Task instructions: Go through the lines below. Copy those with "spectrogram".

----------

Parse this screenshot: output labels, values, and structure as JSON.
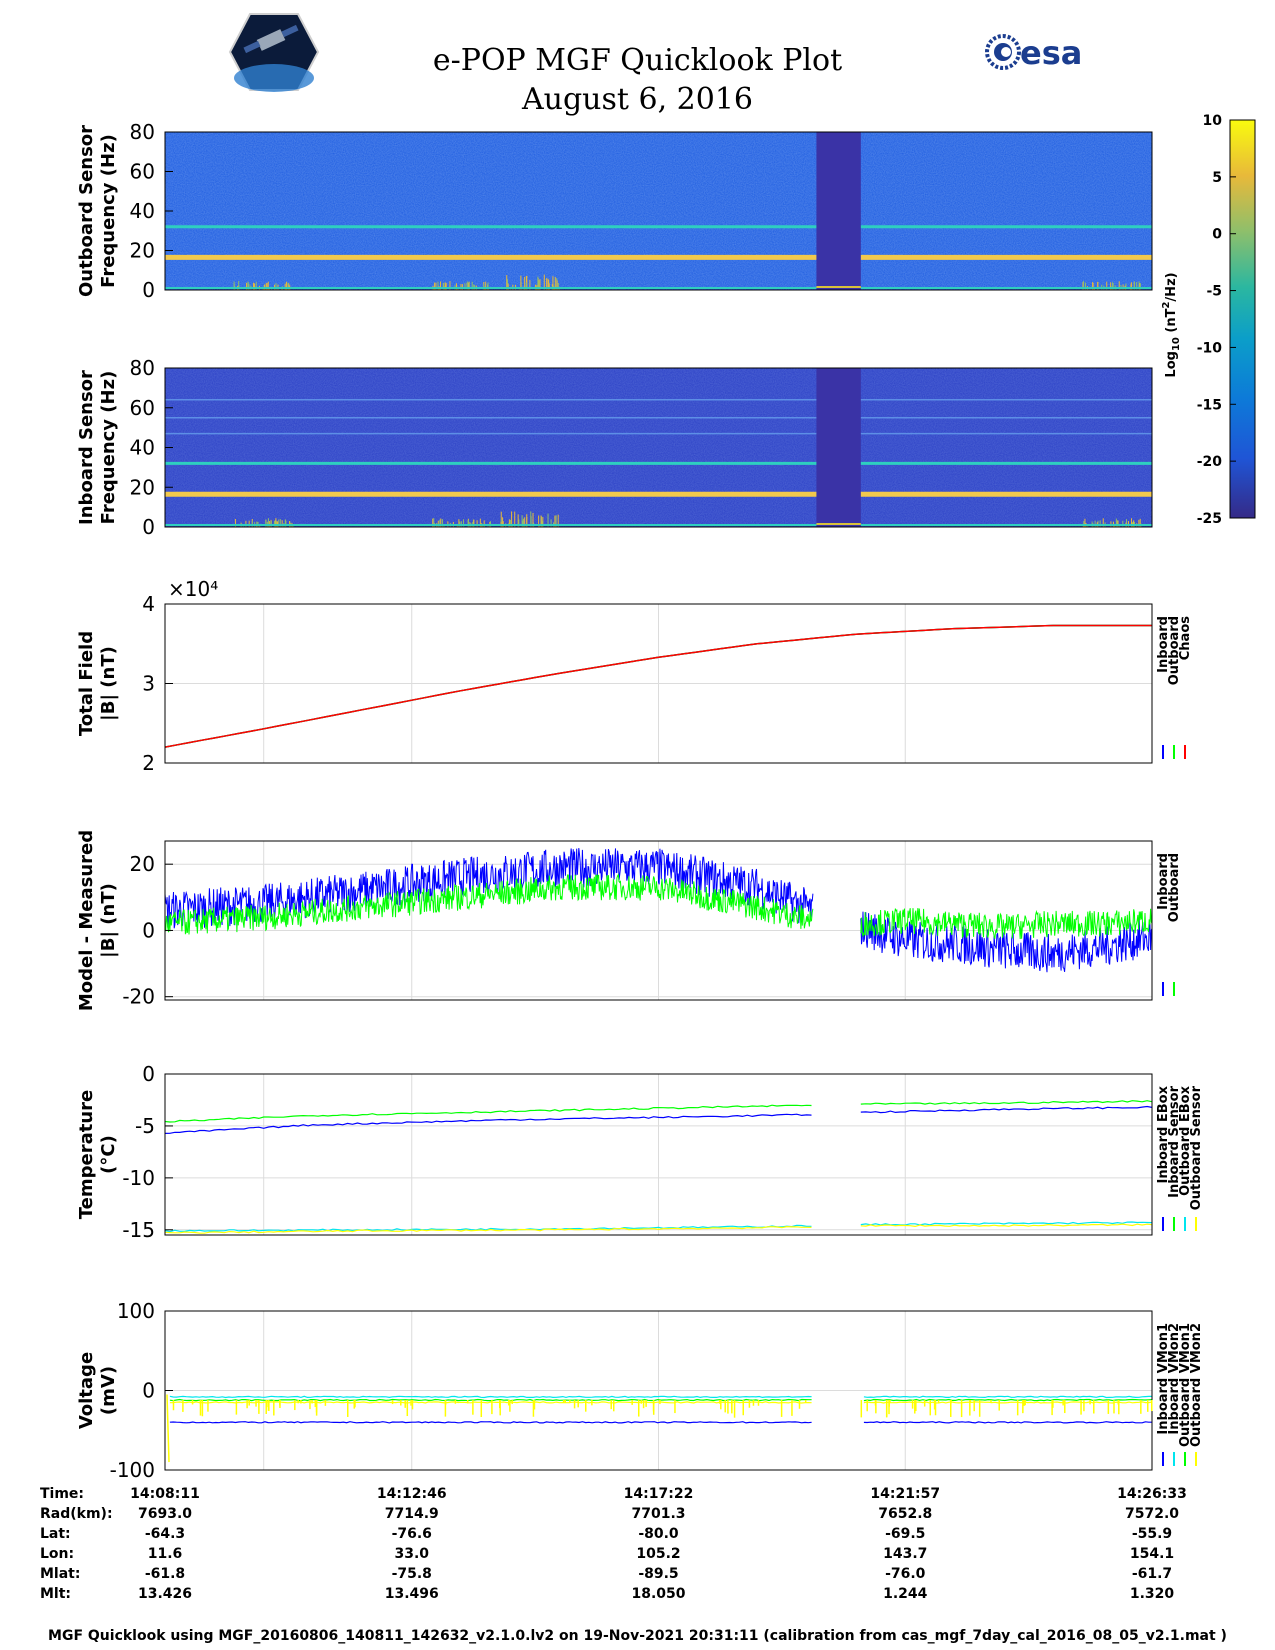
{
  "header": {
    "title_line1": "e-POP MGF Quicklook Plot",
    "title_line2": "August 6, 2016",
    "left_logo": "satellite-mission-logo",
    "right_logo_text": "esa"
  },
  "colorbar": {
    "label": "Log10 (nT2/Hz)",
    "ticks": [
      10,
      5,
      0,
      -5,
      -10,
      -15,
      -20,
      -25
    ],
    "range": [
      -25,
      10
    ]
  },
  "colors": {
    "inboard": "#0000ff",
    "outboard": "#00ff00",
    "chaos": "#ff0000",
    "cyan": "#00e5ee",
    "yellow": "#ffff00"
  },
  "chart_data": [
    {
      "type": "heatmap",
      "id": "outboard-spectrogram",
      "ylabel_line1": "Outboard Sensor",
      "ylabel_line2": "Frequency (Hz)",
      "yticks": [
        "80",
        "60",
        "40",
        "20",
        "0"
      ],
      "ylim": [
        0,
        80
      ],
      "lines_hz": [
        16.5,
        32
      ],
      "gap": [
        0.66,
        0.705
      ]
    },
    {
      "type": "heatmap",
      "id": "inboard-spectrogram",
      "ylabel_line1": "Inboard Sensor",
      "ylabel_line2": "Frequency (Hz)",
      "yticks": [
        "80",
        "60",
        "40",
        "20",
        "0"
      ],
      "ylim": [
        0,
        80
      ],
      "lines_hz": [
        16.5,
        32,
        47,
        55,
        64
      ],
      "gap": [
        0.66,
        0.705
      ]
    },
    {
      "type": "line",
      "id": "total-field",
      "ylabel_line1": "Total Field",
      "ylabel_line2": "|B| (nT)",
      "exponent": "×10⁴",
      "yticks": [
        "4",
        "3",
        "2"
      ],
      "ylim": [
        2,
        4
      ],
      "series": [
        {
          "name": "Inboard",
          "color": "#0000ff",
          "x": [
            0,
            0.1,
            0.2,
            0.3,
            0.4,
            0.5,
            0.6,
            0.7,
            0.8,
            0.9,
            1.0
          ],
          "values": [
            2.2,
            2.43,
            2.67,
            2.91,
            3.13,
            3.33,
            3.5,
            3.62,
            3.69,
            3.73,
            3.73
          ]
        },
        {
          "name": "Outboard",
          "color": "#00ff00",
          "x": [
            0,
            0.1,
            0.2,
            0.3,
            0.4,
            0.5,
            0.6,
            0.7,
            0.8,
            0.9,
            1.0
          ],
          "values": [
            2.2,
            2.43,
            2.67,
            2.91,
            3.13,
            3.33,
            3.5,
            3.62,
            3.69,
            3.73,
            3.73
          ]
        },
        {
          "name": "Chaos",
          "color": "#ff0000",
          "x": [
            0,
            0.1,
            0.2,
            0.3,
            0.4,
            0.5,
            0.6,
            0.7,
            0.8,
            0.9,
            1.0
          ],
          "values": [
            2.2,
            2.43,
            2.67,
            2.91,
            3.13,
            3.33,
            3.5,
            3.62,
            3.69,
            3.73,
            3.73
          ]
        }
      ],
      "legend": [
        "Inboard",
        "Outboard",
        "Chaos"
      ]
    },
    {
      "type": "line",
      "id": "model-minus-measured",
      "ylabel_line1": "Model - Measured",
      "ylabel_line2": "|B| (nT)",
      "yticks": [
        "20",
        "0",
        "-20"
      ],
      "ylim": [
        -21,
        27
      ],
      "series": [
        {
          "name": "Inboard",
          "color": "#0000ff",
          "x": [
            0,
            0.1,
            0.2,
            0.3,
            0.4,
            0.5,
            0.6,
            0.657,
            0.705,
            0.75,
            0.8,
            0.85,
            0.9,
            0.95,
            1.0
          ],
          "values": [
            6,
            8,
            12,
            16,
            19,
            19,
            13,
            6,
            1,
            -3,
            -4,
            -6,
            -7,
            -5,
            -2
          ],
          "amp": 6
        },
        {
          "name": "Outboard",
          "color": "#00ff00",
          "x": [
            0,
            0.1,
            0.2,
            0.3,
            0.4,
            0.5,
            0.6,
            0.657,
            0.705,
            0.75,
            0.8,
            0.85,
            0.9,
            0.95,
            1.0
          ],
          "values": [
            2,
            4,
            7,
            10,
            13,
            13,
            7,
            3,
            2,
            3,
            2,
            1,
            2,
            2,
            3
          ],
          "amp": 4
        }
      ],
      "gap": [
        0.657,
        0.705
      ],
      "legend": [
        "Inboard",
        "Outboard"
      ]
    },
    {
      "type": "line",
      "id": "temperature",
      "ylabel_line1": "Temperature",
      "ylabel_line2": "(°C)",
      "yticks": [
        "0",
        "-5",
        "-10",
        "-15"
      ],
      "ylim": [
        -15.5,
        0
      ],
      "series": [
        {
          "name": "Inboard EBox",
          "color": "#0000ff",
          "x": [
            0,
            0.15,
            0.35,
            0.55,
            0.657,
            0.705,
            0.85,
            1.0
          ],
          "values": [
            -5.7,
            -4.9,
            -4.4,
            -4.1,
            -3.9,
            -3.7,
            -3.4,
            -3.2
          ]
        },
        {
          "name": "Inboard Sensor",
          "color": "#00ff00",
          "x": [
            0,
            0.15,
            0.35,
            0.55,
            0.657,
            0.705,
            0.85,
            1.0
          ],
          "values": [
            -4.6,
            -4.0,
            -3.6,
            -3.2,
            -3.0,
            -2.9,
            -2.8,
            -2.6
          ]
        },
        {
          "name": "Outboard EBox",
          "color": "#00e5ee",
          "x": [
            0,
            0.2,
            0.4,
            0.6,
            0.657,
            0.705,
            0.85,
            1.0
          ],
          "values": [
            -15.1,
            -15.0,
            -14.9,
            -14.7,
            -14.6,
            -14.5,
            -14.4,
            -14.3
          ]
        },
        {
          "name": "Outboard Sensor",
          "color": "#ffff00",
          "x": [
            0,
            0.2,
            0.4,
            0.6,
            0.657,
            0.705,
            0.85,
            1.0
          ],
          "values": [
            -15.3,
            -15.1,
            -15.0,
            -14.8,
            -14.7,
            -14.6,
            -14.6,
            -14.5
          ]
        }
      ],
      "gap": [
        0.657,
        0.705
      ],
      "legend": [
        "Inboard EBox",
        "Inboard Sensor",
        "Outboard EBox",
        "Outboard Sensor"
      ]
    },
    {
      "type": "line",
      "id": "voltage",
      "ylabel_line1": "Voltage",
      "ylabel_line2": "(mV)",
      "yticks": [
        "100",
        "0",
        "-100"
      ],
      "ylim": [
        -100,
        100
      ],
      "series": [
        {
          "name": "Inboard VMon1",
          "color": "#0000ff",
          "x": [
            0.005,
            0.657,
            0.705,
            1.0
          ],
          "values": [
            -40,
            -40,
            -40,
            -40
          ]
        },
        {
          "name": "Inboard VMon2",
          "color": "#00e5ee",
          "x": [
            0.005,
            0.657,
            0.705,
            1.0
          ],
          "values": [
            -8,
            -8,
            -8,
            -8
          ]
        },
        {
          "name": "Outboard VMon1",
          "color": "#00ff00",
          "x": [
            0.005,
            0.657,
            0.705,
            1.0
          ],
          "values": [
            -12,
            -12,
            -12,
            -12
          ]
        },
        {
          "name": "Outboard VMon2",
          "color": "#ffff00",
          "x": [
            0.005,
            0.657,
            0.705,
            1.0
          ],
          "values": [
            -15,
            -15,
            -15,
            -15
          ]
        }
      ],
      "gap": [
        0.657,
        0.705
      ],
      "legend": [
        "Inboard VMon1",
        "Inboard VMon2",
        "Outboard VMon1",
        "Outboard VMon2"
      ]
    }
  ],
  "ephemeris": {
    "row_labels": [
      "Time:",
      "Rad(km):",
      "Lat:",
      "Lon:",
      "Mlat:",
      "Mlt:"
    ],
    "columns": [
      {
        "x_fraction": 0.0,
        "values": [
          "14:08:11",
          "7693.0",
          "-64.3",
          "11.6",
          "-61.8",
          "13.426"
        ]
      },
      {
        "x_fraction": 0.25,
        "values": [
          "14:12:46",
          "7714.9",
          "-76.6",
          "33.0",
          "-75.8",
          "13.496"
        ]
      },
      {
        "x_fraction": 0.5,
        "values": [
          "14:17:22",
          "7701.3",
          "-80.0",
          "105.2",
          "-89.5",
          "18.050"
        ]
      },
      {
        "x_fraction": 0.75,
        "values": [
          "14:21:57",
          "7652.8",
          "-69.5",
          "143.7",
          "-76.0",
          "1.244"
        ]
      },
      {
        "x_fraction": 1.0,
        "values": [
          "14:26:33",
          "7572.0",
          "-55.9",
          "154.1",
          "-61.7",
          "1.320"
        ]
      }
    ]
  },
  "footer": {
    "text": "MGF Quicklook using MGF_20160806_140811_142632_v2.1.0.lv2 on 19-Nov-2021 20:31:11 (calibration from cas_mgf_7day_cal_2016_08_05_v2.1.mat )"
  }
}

----------

Answer to the exercise:
      "id": "outboard-spectrogram",
      "id": "inboard-spectrogram",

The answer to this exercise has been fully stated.